* [REQUEST]: Write every record out again exactly as given.

(Entries taken from a collection)
....

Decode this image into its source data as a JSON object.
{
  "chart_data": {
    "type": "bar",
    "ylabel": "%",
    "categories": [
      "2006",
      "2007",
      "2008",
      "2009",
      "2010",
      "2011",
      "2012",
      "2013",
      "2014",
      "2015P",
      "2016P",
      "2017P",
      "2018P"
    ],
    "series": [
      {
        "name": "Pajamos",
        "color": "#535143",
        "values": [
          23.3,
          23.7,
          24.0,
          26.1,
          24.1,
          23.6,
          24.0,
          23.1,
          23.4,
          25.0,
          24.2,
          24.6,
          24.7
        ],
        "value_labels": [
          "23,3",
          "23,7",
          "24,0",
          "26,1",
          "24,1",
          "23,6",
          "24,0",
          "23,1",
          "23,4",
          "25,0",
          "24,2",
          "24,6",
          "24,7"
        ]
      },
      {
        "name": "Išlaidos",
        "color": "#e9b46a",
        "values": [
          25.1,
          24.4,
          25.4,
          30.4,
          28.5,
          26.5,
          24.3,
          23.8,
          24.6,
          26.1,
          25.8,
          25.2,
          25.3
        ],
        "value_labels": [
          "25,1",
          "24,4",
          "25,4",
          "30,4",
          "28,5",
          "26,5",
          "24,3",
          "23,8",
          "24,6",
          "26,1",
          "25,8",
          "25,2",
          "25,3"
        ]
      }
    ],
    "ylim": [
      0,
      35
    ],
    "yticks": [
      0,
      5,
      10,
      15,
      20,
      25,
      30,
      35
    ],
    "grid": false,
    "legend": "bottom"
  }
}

....

* [FINAL RESULT]:
Decode this image into its source data as a JSON object.
{
  "chart_data": {
    "type": "bar",
    "ylabel": "%",
    "categories": [
      "2006",
      "2007",
      "2008",
      "2009",
      "2010",
      "2011",
      "2012",
      "2013",
      "2014",
      "2015P",
      "2016P",
      "2017P",
      "2018P"
    ],
    "series": [
      {
        "name": "Pajamos",
        "color": "#535143",
        "values": [
          23.3,
          23.7,
          24.0,
          26.1,
          24.1,
          23.6,
          24.0,
          23.1,
          23.4,
          25.0,
          24.2,
          24.6,
          24.7
        ],
        "value_labels": [
          "23,3",
          "23,7",
          "24,0",
          "26,1",
          "24,1",
          "23,6",
          "24,0",
          "23,1",
          "23,4",
          "25,0",
          "24,2",
          "24,6",
          "24,7"
        ]
      },
      {
        "name": "Išlaidos",
        "color": "#e9b46a",
        "values": [
          25.1,
          24.4,
          25.4,
          30.4,
          28.5,
          26.5,
          24.3,
          23.8,
          24.6,
          26.1,
          25.8,
          25.2,
          25.3
        ],
        "value_labels": [
          "25,1",
          "24,4",
          "25,4",
          "30,4",
          "28,5",
          "26,5",
          "24,3",
          "23,8",
          "24,6",
          "26,1",
          "25,8",
          "25,2",
          "25,3"
        ]
      }
    ],
    "ylim": [
      0,
      35
    ],
    "yticks": [
      0,
      5,
      10,
      15,
      20,
      25,
      30,
      35
    ],
    "grid": false,
    "legend": "bottom"
  }
}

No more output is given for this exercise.